What the task asks: Locate the lines that hold the string "chart". Copy every such line.

Provided data:

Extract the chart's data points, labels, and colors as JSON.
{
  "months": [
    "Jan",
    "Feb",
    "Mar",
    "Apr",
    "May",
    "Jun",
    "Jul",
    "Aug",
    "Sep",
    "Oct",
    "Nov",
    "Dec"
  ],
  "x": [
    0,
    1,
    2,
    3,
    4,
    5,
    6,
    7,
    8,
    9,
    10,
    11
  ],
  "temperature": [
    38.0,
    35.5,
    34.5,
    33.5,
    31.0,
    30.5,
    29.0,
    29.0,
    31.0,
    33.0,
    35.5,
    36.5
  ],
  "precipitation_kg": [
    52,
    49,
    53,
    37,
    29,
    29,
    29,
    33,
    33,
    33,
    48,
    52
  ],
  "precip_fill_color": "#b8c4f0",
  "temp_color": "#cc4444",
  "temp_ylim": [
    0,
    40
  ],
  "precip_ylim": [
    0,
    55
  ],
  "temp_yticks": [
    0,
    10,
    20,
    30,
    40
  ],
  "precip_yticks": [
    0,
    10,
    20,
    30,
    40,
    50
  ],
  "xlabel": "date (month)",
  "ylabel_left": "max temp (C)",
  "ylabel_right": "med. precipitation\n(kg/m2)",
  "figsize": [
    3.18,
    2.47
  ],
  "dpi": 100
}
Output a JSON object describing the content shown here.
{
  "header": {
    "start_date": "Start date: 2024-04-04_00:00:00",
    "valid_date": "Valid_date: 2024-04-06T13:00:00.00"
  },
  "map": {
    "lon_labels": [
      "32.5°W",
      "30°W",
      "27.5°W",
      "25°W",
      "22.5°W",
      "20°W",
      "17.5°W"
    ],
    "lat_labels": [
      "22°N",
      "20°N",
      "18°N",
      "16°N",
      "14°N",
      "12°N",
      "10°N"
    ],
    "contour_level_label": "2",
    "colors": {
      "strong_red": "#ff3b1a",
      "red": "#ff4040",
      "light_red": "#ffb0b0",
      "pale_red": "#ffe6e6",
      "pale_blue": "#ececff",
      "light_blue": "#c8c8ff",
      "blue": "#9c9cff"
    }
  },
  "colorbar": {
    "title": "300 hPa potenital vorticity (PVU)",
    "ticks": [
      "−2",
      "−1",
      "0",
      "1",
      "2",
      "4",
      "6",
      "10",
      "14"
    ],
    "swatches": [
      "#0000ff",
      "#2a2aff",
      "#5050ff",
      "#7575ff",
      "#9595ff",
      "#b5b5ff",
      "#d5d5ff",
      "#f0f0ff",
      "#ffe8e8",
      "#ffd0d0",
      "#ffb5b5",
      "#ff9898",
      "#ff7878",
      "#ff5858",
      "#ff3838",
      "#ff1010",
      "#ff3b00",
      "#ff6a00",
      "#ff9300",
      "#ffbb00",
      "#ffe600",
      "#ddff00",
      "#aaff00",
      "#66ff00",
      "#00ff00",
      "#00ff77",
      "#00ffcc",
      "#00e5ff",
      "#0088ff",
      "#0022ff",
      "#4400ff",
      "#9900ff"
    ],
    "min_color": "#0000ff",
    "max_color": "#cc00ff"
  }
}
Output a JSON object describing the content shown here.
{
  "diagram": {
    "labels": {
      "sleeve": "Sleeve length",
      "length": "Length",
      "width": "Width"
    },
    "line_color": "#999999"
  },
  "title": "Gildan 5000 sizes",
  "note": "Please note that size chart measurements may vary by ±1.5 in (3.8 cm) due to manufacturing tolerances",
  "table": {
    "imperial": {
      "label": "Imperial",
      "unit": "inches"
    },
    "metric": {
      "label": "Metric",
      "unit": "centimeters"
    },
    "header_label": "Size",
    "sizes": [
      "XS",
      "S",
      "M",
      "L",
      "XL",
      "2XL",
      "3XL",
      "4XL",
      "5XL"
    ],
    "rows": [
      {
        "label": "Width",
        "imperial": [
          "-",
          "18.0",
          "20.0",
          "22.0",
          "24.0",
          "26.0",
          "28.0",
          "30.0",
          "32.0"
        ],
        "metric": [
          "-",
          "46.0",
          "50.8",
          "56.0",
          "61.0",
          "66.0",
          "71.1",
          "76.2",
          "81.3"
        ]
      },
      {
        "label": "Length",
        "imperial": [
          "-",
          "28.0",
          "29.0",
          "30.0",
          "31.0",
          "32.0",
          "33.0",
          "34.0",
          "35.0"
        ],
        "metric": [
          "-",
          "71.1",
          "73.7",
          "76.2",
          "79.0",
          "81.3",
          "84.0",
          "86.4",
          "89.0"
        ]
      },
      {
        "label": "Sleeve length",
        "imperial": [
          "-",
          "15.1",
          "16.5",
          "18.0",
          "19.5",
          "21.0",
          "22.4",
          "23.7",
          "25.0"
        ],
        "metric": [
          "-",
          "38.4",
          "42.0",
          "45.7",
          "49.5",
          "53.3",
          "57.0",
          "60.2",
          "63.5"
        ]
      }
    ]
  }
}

Response to the exercise:
Extract the chart's data points, labels, and colors as JSON.
  "note": "Please note that size chart measurements may vary by ±1.5 in (3.8 cm) due to manufacturing tolerances",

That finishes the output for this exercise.